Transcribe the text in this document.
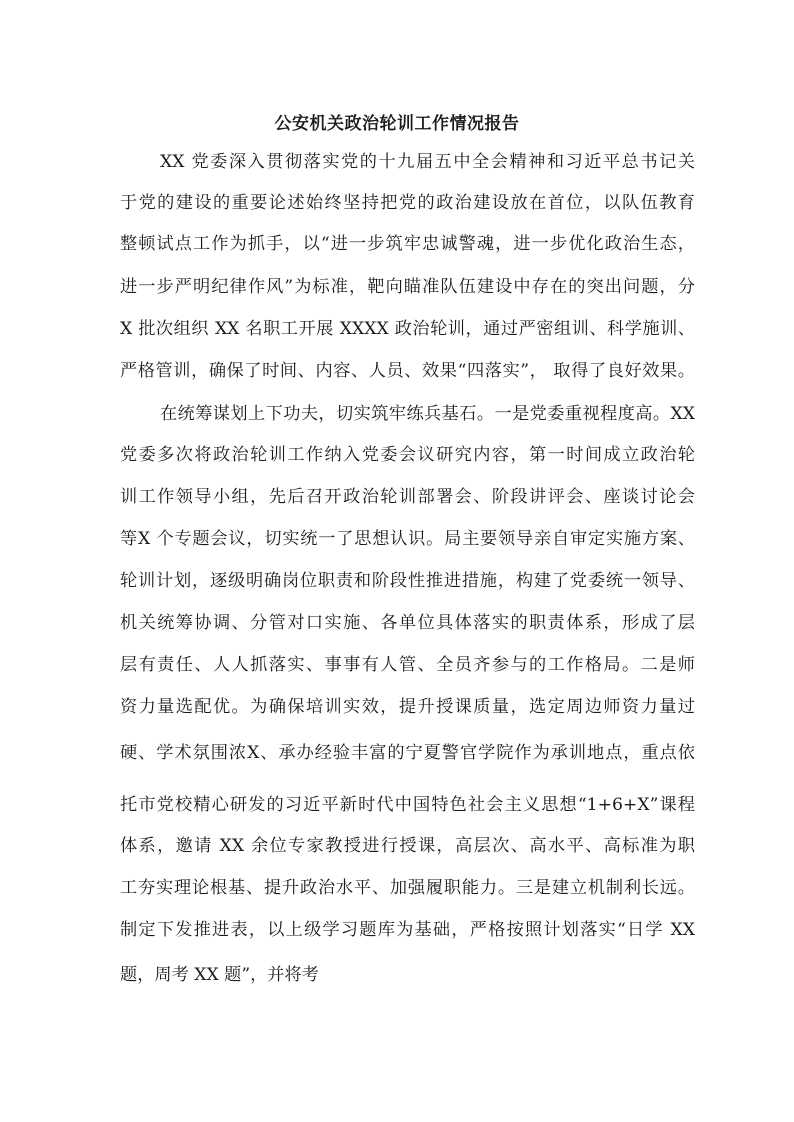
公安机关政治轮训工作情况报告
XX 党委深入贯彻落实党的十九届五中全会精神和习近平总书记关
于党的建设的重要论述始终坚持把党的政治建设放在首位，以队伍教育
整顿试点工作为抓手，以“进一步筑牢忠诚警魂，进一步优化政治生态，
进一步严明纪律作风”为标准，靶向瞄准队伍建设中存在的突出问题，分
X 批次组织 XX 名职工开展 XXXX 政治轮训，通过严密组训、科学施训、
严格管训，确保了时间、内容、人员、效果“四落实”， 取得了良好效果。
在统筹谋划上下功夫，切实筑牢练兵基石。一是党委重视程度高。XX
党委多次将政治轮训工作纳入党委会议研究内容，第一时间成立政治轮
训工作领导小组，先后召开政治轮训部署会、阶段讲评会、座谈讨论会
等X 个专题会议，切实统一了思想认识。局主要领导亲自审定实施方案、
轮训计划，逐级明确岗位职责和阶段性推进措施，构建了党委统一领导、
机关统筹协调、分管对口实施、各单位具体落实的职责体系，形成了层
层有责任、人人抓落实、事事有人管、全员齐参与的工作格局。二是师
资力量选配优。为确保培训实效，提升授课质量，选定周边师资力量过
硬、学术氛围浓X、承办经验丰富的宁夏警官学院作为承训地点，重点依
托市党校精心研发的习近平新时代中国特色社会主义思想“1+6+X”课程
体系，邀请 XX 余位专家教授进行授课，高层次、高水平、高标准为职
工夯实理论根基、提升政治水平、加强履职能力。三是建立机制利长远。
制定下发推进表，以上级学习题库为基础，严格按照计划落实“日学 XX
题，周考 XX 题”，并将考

######

• [Task description]: Please repeat the entries exactly. Do not include the pictures.

• [Answer to the task]:
Transcribe the text in this document.
公安机关政治轮训工作情况报告
XX 党委深入贯彻落实党的十九届五中全会精神和习近平总书记关
于党的建设的重要论述始终坚持把党的政治建设放在首位，以队伍教育
整顿试点工作为抓手，以“进一步筑牢忠诚警魂，进一步优化政治生态，
进一步严明纪律作风”为标准，靶向瞄准队伍建设中存在的突出问题，分
X 批次组织 XX 名职工开展 XXXX 政治轮训，通过严密组训、科学施训、
严格管训，确保了时间、内容、人员、效果“四落实”， 取得了良好效果。
在统筹谋划上下功夫，切实筑牢练兵基石。一是党委重视程度高。XX
党委多次将政治轮训工作纳入党委会议研究内容，第一时间成立政治轮
训工作领导小组，先后召开政治轮训部署会、阶段讲评会、座谈讨论会
等X 个专题会议，切实统一了思想认识。局主要领导亲自审定实施方案、
轮训计划，逐级明确岗位职责和阶段性推进措施，构建了党委统一领导、
机关统筹协调、分管对口实施、各单位具体落实的职责体系，形成了层
层有责任、人人抓落实、事事有人管、全员齐参与的工作格局。二是师
资力量选配优。为确保培训实效，提升授课质量，选定周边师资力量过
硬、学术氛围浓X、承办经验丰富的宁夏警官学院作为承训地点，重点依
托市党校精心研发的习近平新时代中国特色社会主义思想“1+6+X”课程
体系，邀请 XX 余位专家教授进行授课，高层次、高水平、高标准为职
工夯实理论根基、提升政治水平、加强履职能力。三是建立机制利长远。
制定下发推进表，以上级学习题库为基础，严格按照计划落实“日学 XX
题，周考 XX 题”，并将考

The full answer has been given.